■ **Task goal**:
Which lines hold the string "коммунальной"? Copy every one of them.

====================

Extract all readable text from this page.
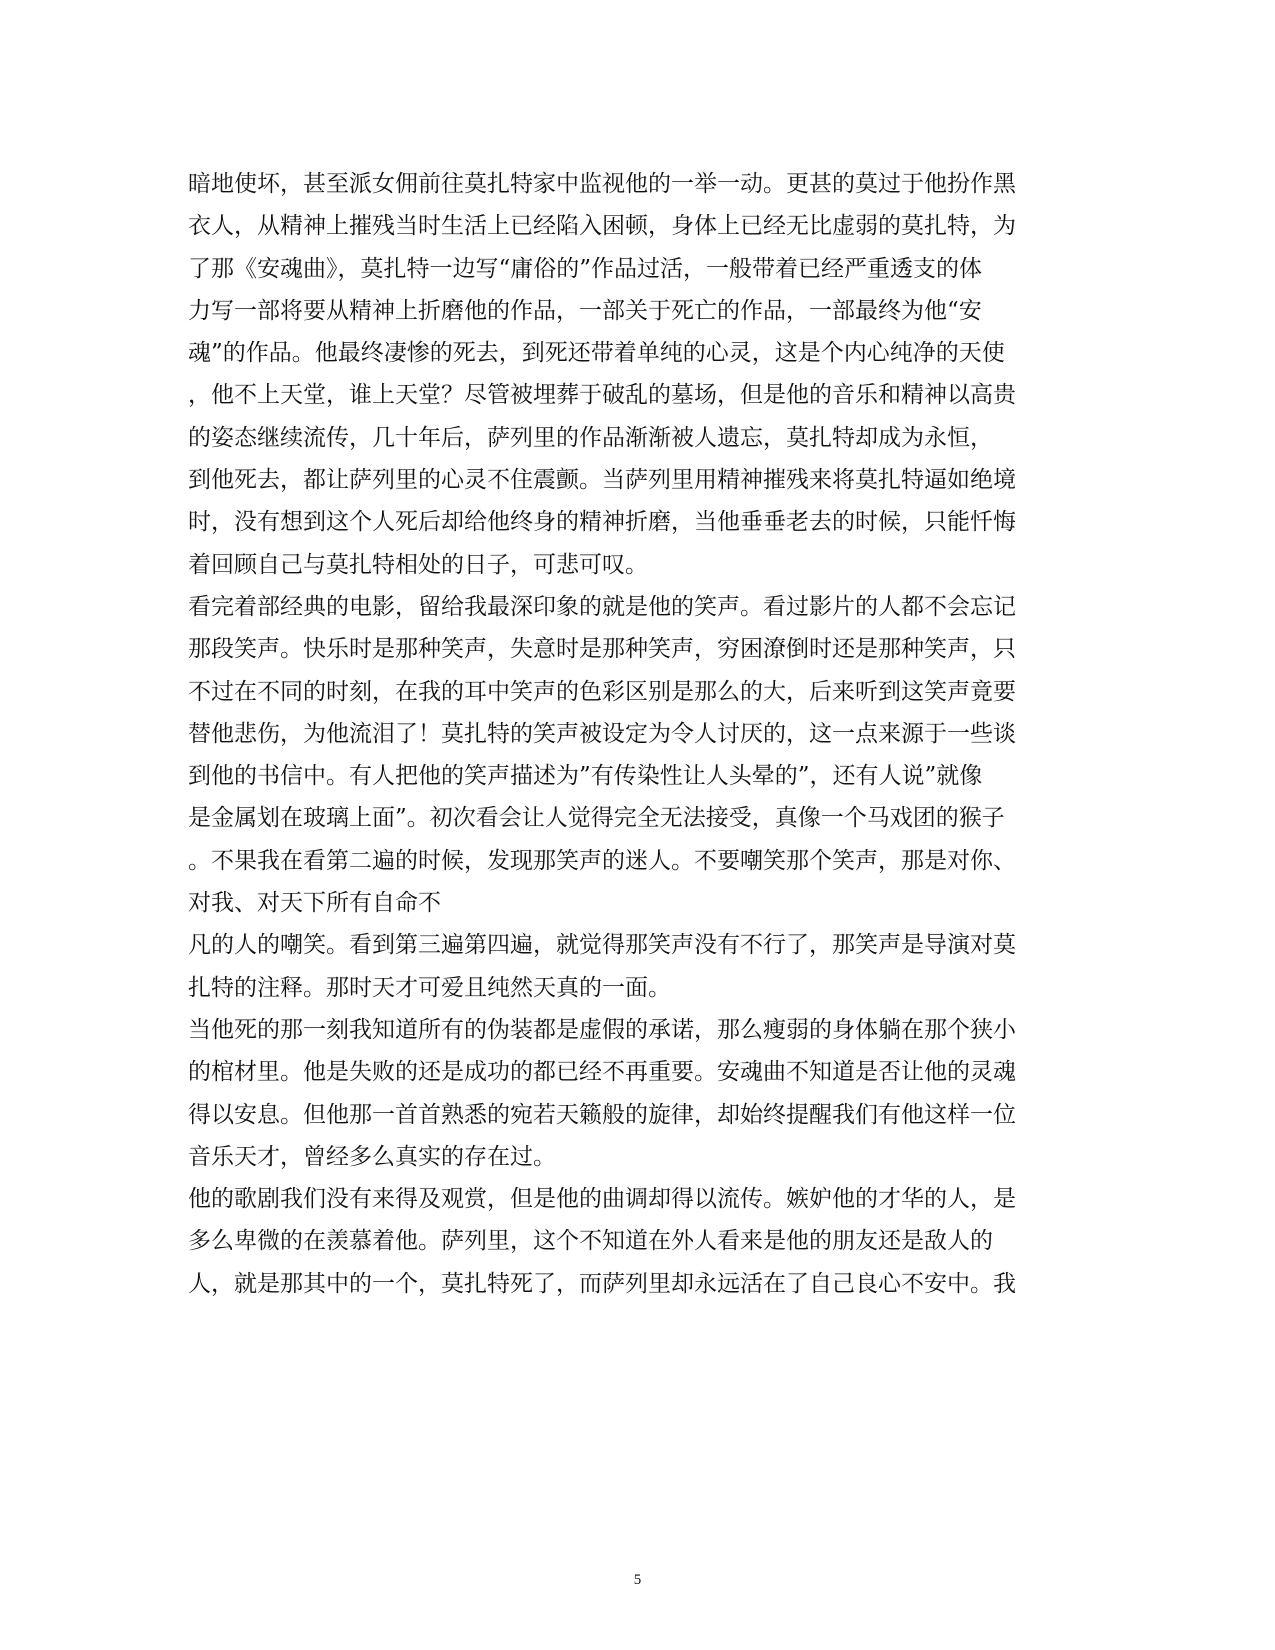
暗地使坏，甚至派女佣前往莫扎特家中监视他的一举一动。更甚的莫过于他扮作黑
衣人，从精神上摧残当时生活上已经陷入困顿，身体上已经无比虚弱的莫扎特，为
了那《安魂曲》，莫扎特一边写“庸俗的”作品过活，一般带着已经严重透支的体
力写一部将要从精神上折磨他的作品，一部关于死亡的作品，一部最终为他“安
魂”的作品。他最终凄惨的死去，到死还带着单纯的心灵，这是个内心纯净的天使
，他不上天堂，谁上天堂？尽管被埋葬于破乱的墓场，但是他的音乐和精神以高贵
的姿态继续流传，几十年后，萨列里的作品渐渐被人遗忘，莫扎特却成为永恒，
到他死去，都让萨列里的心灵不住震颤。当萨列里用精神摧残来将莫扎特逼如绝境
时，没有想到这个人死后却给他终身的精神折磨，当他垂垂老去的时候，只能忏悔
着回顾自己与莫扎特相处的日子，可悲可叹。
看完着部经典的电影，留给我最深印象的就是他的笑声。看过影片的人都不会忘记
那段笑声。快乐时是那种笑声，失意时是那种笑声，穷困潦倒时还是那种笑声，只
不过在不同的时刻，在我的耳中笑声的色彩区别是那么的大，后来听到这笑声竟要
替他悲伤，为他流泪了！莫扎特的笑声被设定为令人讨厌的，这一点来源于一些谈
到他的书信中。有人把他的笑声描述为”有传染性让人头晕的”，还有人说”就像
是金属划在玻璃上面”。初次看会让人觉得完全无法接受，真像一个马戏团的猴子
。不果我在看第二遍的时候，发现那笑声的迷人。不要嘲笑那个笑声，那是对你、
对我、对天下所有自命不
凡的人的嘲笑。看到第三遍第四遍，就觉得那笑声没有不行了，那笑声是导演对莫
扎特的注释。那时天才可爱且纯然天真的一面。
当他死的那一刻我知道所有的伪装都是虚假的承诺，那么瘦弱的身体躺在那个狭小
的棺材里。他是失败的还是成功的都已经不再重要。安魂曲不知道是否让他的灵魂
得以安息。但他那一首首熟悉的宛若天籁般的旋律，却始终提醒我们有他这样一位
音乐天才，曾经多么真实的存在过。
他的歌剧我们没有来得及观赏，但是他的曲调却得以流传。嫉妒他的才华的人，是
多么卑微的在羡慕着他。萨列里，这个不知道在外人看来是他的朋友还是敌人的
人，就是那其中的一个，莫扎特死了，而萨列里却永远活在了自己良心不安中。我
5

====================

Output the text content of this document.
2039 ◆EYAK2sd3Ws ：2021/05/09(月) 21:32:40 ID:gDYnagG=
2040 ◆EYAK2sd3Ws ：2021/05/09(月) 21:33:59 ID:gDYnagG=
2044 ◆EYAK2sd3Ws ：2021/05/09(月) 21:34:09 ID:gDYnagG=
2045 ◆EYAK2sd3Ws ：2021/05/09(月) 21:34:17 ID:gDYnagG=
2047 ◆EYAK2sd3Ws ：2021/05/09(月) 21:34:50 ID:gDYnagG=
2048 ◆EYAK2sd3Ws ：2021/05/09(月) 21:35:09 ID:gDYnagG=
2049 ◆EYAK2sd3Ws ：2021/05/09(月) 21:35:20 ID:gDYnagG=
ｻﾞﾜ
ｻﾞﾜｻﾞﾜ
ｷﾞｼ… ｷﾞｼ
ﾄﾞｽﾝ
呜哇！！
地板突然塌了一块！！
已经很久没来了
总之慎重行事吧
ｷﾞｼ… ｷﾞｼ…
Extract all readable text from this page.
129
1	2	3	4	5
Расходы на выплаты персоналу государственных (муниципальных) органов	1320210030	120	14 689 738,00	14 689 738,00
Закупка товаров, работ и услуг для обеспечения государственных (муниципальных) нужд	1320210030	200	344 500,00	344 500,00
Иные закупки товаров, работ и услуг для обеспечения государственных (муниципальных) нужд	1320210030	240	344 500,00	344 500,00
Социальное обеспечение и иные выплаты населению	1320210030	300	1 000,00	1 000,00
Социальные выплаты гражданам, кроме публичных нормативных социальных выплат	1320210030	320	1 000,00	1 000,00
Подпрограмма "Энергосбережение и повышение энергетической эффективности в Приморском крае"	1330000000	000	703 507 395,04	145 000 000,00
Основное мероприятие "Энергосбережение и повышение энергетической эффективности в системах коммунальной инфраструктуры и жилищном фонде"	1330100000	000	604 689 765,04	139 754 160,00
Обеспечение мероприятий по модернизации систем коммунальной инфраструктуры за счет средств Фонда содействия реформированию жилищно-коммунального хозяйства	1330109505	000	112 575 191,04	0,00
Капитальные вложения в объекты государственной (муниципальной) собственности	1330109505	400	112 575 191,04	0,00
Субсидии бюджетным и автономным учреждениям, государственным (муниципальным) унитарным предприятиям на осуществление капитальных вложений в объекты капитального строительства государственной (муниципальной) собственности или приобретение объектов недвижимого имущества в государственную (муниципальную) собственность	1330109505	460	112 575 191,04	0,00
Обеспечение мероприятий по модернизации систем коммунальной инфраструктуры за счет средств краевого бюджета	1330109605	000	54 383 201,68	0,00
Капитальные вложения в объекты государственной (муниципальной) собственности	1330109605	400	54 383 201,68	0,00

====================

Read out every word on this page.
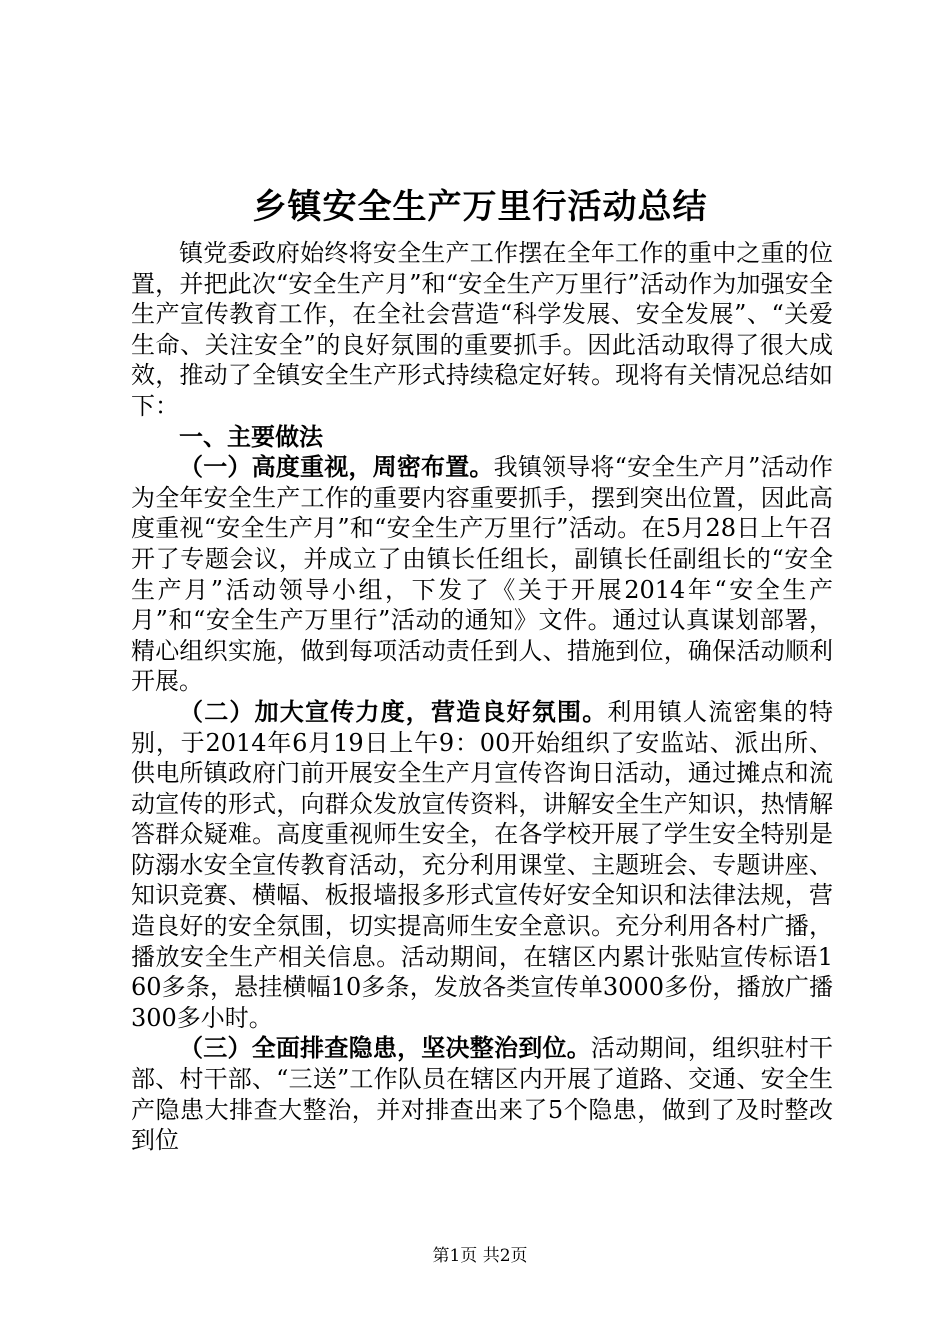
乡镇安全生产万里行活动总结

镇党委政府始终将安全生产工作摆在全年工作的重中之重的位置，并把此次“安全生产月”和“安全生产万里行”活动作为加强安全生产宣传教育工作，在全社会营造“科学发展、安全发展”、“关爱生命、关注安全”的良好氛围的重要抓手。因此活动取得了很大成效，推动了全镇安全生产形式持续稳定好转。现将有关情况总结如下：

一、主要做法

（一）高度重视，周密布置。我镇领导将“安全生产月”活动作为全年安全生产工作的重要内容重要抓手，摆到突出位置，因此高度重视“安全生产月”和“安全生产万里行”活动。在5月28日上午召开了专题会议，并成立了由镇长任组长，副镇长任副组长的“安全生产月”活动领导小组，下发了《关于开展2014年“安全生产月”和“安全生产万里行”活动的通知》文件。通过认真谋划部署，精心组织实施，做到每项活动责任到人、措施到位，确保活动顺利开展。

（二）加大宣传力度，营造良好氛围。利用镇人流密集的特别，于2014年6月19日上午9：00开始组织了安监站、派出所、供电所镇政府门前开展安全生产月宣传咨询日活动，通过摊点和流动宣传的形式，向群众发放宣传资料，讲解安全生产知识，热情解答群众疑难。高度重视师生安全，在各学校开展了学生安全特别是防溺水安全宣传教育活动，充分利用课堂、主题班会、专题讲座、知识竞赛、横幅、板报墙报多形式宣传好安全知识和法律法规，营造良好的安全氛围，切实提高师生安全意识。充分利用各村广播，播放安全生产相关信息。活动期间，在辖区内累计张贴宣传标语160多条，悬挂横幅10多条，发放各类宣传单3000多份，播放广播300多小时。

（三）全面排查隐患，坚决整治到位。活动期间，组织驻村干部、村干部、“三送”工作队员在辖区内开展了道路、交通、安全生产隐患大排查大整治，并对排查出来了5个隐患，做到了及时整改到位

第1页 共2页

====================

■ **Task output**:
Основное мероприятие "Энергосбережение и повышение энергетической эффективности в системах коммунальной инфраструктуры и жилищном фонде"	1330100000	000	604 689 765,04	139 754 160,00
Обеспечение мероприятий по модернизации систем коммунальной инфраструктуры за счет средств Фонда содействия реформированию жилищно-коммунального хозяйства	1330109505	000	112 575 191,04	0,00
Обеспечение мероприятий по модернизации систем коммунальной инфраструктуры за счет средств краевого бюджета	1330109605	000	54 383 201,68	0,00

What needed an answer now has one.